> [Exercise instructions] Exact reproduction is required for all entries.

> [Provided records]
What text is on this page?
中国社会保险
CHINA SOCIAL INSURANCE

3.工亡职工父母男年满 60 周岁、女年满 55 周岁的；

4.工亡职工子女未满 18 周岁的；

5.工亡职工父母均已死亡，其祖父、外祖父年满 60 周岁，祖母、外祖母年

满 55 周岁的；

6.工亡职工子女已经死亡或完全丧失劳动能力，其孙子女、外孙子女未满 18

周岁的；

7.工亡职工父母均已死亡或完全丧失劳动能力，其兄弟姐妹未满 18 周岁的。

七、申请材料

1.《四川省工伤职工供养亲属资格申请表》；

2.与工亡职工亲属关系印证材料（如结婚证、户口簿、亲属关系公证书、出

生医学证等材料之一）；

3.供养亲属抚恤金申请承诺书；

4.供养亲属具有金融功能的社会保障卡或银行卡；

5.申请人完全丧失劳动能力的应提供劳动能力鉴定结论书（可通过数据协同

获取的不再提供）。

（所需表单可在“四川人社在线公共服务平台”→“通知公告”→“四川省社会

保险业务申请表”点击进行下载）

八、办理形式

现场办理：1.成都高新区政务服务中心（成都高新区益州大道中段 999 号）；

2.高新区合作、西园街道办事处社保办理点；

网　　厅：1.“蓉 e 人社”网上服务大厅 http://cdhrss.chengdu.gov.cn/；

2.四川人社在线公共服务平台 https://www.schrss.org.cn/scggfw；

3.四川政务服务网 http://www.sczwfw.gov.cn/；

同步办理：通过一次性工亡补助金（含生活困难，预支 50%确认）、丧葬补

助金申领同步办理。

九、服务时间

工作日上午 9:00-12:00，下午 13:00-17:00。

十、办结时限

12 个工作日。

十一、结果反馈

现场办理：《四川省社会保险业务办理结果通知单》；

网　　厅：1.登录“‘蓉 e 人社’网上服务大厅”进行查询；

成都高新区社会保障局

> [Task response]
What text is on this page?
中国社会保险
CHINA SOCIAL INSURANCE

3.工亡职工父母男年满 60 周岁、女年满 55 周岁的；

4.工亡职工子女未满 18 周岁的；

5.工亡职工父母均已死亡，其祖父、外祖父年满 60 周岁，祖母、外祖母年

满 55 周岁的；

6.工亡职工子女已经死亡或完全丧失劳动能力，其孙子女、外孙子女未满 18

周岁的；

7.工亡职工父母均已死亡或完全丧失劳动能力，其兄弟姐妹未满 18 周岁的。

七、申请材料

1.《四川省工伤职工供养亲属资格申请表》；

2.与工亡职工亲属关系印证材料（如结婚证、户口簿、亲属关系公证书、出

生医学证等材料之一）；

3.供养亲属抚恤金申请承诺书；

4.供养亲属具有金融功能的社会保障卡或银行卡；

5.申请人完全丧失劳动能力的应提供劳动能力鉴定结论书（可通过数据协同

获取的不再提供）。

（所需表单可在“四川人社在线公共服务平台”→“通知公告”→“四川省社会

保险业务申请表”点击进行下载）

八、办理形式

现场办理：1.成都高新区政务服务中心（成都高新区益州大道中段 999 号）；

2.高新区合作、西园街道办事处社保办理点；

网　　厅：1.“蓉 e 人社”网上服务大厅 http://cdhrss.chengdu.gov.cn/；

2.四川人社在线公共服务平台 https://www.schrss.org.cn/scggfw；

3.四川政务服务网 http://www.sczwfw.gov.cn/；

同步办理：通过一次性工亡补助金（含生活困难，预支 50%确认）、丧葬补

助金申领同步办理。

九、服务时间

工作日上午 9:00-12:00，下午 13:00-17:00。

十、办结时限

12 个工作日。

十一、结果反馈

现场办理：《四川省社会保险业务办理结果通知单》；

网　　厅：1.登录“‘蓉 e 人社’网上服务大厅”进行查询；

成都高新区社会保障局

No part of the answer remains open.